::: Record list

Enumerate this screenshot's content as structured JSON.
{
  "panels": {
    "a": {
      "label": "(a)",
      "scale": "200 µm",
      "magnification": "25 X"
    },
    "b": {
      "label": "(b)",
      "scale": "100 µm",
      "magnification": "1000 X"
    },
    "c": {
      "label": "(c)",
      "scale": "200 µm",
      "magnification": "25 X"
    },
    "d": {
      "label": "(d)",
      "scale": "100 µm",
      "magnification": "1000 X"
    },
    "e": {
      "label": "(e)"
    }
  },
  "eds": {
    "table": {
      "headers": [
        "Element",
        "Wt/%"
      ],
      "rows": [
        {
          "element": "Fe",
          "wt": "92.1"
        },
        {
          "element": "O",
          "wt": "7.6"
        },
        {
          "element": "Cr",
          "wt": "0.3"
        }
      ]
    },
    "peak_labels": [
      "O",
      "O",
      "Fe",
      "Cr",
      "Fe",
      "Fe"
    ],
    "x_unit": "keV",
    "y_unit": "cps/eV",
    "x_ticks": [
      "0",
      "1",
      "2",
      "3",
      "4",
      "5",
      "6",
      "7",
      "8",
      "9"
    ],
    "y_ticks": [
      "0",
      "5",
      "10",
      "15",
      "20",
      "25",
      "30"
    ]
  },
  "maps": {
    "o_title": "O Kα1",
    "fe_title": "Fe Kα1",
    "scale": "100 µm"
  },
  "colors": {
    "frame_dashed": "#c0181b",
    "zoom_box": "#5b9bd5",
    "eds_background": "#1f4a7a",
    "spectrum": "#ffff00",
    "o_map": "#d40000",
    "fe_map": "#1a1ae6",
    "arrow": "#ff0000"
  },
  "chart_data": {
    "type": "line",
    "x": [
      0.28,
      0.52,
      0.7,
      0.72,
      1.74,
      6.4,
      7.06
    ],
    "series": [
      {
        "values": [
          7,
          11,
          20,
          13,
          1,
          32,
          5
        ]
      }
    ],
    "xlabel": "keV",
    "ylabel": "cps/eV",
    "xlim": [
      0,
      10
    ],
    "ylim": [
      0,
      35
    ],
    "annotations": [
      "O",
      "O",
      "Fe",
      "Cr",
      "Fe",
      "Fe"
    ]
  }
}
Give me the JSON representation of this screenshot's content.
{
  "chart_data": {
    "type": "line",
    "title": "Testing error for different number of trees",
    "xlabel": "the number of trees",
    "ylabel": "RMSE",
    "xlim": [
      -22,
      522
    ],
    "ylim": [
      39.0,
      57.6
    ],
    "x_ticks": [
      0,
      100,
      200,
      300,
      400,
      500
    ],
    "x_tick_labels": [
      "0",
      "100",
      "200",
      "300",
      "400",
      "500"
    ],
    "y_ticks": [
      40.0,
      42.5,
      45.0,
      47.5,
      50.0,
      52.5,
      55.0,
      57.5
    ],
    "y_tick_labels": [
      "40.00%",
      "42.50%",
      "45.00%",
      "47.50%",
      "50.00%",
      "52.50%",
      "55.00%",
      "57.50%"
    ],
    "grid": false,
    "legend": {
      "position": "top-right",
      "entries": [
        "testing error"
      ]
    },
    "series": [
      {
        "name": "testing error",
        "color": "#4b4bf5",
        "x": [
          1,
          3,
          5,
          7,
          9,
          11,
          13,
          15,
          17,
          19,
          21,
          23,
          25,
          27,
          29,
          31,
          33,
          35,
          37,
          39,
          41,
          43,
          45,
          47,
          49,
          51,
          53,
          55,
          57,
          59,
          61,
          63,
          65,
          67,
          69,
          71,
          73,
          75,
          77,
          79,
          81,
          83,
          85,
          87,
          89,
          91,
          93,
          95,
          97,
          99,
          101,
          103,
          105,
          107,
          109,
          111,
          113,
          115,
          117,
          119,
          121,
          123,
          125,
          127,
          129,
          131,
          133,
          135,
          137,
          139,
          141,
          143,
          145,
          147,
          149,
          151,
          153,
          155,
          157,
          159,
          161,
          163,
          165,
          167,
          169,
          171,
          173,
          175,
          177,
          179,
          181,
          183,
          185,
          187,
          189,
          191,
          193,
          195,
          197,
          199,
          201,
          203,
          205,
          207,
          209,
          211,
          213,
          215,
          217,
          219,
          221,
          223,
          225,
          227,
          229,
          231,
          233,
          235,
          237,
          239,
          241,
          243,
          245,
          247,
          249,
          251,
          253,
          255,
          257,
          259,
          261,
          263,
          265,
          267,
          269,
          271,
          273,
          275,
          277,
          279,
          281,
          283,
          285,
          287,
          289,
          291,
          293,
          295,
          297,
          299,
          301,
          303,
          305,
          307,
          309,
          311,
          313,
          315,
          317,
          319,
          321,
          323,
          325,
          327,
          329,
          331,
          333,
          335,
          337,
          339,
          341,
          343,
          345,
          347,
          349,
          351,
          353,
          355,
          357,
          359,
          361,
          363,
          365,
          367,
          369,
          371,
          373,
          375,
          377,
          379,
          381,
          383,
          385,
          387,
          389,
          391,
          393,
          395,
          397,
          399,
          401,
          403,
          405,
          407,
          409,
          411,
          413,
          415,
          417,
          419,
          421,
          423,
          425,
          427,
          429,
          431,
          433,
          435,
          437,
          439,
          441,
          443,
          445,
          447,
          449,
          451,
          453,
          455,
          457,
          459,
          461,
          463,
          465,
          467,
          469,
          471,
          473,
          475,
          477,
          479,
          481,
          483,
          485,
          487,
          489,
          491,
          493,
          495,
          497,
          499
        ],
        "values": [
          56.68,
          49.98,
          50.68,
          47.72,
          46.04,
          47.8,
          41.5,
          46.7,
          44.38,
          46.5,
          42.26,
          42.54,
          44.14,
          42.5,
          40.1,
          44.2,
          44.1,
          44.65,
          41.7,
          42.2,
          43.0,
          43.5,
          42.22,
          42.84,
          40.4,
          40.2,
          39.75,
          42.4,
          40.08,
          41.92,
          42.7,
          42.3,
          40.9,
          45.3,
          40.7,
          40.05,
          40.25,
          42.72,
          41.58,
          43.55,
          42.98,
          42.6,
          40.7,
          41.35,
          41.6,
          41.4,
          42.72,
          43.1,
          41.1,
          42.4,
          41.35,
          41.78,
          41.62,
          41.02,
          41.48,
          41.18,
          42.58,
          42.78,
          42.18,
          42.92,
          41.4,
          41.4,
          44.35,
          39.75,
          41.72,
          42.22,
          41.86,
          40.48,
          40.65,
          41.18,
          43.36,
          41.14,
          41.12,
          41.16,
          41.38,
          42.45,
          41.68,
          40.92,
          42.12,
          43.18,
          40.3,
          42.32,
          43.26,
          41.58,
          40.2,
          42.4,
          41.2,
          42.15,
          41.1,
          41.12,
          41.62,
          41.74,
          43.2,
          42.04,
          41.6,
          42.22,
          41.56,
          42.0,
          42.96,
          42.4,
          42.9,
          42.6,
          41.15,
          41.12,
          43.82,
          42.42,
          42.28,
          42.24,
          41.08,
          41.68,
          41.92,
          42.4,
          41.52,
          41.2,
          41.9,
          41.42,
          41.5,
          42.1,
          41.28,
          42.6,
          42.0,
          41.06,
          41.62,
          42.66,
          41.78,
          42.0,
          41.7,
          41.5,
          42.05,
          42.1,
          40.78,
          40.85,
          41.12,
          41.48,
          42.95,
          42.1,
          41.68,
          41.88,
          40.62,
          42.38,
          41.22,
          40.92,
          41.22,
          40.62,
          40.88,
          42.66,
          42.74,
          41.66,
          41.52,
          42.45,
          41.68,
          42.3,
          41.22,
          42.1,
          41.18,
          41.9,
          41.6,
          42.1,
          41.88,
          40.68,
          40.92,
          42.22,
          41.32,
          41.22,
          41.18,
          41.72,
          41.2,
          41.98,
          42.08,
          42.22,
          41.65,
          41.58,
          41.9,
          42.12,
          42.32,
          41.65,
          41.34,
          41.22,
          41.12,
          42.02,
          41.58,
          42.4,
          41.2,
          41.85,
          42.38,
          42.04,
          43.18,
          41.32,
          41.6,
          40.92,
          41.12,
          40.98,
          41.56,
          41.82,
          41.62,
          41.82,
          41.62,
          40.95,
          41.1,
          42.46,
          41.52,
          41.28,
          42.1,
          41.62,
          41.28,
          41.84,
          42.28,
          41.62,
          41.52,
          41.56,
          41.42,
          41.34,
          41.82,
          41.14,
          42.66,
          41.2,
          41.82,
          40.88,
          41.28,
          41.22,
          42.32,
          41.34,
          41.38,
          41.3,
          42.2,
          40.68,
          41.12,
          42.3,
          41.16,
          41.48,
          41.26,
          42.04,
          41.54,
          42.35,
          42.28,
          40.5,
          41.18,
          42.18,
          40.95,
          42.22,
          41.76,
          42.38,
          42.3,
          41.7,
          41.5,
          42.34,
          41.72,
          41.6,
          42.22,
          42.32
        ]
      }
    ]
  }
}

::::::

Look through the entries above and report each line where the string "xlabel" occurs.

    "xlabel": "keV",
    "xlabel": "the number of trees",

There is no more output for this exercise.